Records from a collection of figures:
◇ ◇ ◇ ◇ ◇

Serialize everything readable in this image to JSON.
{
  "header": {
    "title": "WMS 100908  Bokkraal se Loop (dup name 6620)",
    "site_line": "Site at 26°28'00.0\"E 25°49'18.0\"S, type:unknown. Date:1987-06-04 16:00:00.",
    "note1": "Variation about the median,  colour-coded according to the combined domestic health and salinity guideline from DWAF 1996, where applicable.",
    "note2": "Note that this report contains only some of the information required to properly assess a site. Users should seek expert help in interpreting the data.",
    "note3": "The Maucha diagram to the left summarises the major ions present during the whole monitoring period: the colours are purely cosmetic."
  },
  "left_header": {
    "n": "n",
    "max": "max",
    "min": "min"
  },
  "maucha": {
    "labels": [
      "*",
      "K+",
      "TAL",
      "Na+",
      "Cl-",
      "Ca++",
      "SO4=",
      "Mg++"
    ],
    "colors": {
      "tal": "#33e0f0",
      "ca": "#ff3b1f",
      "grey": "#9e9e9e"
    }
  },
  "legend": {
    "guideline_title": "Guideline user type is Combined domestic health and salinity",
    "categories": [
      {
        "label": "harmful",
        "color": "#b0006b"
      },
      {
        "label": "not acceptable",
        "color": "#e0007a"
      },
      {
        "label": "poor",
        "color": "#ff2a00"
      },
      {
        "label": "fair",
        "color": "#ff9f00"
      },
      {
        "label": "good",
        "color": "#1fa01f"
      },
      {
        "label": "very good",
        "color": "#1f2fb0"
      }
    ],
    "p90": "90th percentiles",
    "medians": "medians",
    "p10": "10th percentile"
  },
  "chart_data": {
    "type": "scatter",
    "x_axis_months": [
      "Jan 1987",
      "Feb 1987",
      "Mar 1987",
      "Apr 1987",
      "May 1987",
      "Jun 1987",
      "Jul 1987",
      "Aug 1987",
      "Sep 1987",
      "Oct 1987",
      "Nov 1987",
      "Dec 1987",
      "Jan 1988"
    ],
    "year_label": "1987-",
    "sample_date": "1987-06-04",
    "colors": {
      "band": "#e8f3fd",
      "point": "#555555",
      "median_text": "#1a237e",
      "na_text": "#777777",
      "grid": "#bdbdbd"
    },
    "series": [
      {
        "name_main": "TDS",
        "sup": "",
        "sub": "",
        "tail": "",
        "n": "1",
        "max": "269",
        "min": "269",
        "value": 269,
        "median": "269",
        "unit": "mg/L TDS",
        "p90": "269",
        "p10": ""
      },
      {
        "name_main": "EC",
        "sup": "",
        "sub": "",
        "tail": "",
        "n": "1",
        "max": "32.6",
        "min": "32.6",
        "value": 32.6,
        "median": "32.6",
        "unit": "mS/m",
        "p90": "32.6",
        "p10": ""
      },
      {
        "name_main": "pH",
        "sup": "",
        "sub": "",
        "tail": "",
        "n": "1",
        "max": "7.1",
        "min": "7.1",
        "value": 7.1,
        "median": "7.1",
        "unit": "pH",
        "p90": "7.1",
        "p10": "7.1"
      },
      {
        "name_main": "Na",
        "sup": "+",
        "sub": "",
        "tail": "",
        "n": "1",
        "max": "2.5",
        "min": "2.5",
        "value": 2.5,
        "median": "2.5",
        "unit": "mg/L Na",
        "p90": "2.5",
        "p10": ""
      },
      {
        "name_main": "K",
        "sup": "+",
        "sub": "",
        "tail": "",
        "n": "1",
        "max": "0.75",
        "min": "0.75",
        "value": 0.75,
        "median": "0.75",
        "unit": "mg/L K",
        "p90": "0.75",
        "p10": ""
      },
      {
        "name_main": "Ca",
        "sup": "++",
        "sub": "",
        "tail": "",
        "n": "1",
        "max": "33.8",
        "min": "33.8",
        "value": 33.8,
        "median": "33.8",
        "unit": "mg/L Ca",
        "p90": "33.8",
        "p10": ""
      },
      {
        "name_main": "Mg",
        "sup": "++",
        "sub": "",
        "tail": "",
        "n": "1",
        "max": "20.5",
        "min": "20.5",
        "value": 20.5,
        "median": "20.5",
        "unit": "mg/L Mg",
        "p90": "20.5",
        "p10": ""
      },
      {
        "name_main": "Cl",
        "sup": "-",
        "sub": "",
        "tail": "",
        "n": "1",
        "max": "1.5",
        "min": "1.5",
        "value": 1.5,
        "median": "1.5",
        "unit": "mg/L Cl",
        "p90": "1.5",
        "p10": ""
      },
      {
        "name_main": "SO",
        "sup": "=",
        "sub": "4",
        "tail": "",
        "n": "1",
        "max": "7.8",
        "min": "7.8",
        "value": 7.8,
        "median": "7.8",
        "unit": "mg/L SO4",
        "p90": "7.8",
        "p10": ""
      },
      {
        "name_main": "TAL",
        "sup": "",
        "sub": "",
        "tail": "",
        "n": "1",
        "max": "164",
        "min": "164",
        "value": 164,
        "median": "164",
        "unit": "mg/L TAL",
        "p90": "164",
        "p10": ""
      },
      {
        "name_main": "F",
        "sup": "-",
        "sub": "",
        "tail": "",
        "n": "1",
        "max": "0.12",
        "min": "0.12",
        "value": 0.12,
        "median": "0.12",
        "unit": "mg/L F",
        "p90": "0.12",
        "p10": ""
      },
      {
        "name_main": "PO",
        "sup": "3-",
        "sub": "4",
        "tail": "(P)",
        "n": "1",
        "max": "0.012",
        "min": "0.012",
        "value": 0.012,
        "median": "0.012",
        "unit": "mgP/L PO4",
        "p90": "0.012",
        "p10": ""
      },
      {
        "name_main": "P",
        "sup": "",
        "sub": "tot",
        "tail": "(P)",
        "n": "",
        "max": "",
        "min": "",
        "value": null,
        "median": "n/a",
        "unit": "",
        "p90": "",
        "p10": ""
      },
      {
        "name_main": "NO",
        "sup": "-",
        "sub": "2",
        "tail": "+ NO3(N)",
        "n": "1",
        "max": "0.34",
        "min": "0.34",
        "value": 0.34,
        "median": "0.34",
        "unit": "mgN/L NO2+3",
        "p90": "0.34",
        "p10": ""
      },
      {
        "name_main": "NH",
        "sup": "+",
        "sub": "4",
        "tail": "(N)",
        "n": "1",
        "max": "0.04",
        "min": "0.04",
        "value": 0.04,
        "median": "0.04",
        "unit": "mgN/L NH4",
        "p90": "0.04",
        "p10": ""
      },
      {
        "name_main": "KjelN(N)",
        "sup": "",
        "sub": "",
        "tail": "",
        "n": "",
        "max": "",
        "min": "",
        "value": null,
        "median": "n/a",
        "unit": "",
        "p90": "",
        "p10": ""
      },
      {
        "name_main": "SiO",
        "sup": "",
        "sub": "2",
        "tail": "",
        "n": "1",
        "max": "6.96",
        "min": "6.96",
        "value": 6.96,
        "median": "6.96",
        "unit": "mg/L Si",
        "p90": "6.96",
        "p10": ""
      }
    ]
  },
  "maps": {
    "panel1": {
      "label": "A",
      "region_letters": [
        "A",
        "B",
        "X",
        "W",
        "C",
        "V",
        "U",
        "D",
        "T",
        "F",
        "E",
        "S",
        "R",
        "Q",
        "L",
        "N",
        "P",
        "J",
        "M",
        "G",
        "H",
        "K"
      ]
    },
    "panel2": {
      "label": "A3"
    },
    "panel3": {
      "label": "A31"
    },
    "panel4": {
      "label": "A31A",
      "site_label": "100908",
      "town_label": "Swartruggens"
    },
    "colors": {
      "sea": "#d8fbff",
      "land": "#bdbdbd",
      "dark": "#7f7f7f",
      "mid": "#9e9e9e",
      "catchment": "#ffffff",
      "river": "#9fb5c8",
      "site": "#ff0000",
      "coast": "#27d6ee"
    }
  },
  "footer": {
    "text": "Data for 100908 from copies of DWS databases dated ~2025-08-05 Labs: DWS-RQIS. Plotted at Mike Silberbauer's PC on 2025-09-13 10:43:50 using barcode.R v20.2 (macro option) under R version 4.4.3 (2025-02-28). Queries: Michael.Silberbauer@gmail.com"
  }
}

◇ ◇ ◇ ◇ ◇

— What the task requires —
Lines containing the word "domestic" must all be returned from the material above.

— Exercise answer —
    "note1": "Variation about the median,  colour-coded according to the combined domestic health and salinity guideline from DWAF 1996, where applicable.",
    "guideline_title": "Guideline user type is Combined domestic health and salinity",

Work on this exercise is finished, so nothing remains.